Task details ▸
Write out the material exactly, without any of its pictures.
--- Records for the exercise ---
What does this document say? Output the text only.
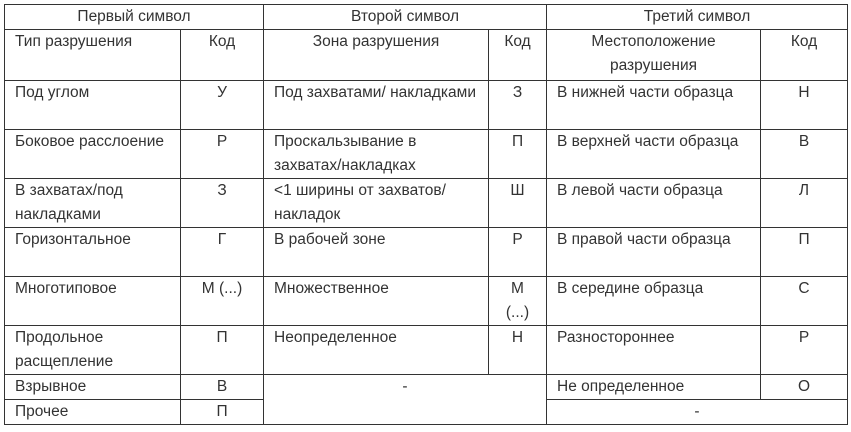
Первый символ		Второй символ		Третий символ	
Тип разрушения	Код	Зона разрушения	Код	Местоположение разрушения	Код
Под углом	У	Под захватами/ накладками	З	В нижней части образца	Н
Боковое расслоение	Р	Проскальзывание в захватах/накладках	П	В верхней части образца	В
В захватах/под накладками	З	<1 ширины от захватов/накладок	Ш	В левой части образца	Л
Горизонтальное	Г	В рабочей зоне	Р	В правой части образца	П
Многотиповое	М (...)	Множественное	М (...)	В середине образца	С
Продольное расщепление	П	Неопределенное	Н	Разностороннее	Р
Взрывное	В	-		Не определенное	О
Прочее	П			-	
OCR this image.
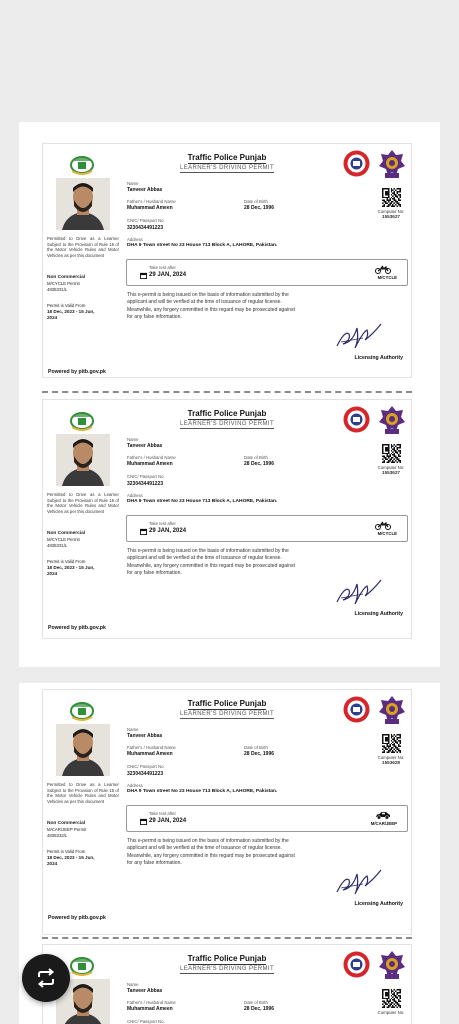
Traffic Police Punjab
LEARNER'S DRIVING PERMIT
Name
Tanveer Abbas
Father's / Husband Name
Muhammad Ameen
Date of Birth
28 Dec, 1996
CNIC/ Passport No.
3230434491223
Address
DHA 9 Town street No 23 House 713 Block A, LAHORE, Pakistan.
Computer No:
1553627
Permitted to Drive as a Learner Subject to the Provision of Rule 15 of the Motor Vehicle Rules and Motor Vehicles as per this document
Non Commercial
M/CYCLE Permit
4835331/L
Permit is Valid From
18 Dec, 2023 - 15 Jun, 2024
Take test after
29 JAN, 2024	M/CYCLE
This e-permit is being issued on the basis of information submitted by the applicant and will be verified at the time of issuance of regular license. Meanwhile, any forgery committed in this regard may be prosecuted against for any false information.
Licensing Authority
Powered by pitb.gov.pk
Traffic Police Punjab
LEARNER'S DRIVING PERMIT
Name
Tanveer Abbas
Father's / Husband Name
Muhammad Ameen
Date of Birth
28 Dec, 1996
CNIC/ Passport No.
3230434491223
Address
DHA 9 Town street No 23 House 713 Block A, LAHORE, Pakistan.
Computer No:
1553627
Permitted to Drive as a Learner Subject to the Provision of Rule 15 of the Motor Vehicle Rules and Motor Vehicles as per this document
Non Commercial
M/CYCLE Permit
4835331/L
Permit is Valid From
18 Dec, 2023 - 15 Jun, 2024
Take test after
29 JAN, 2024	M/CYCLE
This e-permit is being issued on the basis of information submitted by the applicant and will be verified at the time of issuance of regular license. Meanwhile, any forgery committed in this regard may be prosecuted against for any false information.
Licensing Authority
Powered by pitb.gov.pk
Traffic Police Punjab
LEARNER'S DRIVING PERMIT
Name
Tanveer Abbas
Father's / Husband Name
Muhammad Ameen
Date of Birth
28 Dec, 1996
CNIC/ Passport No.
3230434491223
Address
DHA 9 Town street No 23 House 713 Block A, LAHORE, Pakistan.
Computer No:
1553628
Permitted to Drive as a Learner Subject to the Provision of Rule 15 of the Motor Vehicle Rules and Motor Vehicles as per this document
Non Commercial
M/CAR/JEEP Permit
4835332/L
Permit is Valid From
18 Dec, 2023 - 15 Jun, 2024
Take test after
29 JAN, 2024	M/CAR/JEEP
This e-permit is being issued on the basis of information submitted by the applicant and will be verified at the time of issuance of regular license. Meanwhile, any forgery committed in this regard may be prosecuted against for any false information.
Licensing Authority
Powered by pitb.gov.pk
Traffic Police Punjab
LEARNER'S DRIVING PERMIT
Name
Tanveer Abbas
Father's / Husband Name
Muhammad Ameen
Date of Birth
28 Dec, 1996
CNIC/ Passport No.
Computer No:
---
Answer to the task ▸
What does this document say? Output the text only.
Первый символ		Второй символ		Третий символ	
Тип разрушения	Код	Зона разрушения	Код	Местоположение разрушения	Код
Под углом	У	Под захватами/ накладками	З	В нижней части образца	Н
Боковое расслоение	Р	Проскальзывание в захватах/накладках	П	В верхней части образца	В
В захватах/под накладками	З	<1 ширины от захватов/накладок	Ш	В левой части образца	Л
Горизонтальное	Г	В рабочей зоне	Р	В правой части образца	П
Многотиповое	М (...)	Множественное	М (...)	В середине образца	С
Продольное расщепление	П	Неопределенное	Н	Разностороннее	Р
Взрывное	В	-		Не определенное	О
Прочее	П			-	
OCR this image.
Traffic Police Punjab
LEARNER'S DRIVING PERMIT
Name
Tanveer Abbas
Father's / Husband Name
Muhammad Ameen
Date of Birth
28 Dec, 1996
CNIC/ Passport No.
3230434491223
Address
DHA 9 Town street No 23 House 713 Block A, LAHORE, Pakistan.
Computer No:
1553627
Permitted to Drive as a Learner Subject to the Provision of Rule 15 of the Motor Vehicle Rules and Motor Vehicles as per this document
Non Commercial
M/CYCLE Permit
4835331/L
Permit is Valid From
18 Dec, 2023 - 15 Jun, 2024
Take test after
29 JAN, 2024	M/CYCLE
This e-permit is being issued on the basis of information submitted by the applicant and will be verified at the time of issuance of regular license. Meanwhile, any forgery committed in this regard may be prosecuted against for any false information.
Licensing Authority
Powered by pitb.gov.pk
Traffic Police Punjab
LEARNER'S DRIVING PERMIT
Name
Tanveer Abbas
Father's / Husband Name
Muhammad Ameen
Date of Birth
28 Dec, 1996
CNIC/ Passport No.
3230434491223
Address
DHA 9 Town street No 23 House 713 Block A, LAHORE, Pakistan.
Computer No:
1553627
Permitted to Drive as a Learner Subject to the Provision of Rule 15 of the Motor Vehicle Rules and Motor Vehicles as per this document
Non Commercial
M/CYCLE Permit
4835331/L
Permit is Valid From
18 Dec, 2023 - 15 Jun, 2024
Take test after
29 JAN, 2024	M/CYCLE
This e-permit is being issued on the basis of information submitted by the applicant and will be verified at the time of issuance of regular license. Meanwhile, any forgery committed in this regard may be prosecuted against for any false information.
Licensing Authority
Powered by pitb.gov.pk
Traffic Police Punjab
LEARNER'S DRIVING PERMIT
Name
Tanveer Abbas
Father's / Husband Name
Muhammad Ameen
Date of Birth
28 Dec, 1996
CNIC/ Passport No.
3230434491223
Address
DHA 9 Town street No 23 House 713 Block A, LAHORE, Pakistan.
Computer No:
1553628
Permitted to Drive as a Learner Subject to the Provision of Rule 15 of the Motor Vehicle Rules and Motor Vehicles as per this document
Non Commercial
M/CAR/JEEP Permit
4835332/L
Permit is Valid From
18 Dec, 2023 - 15 Jun, 2024
Take test after
29 JAN, 2024	M/CAR/JEEP
This e-permit is being issued on the basis of information submitted by the applicant and will be verified at the time of issuance of regular license. Meanwhile, any forgery committed in this regard may be prosecuted against for any false information.
Licensing Authority
Powered by pitb.gov.pk
Traffic Police Punjab
LEARNER'S DRIVING PERMIT
Name
Tanveer Abbas
Father's / Husband Name
Muhammad Ameen
Date of Birth
28 Dec, 1996
CNIC/ Passport No.
Computer No:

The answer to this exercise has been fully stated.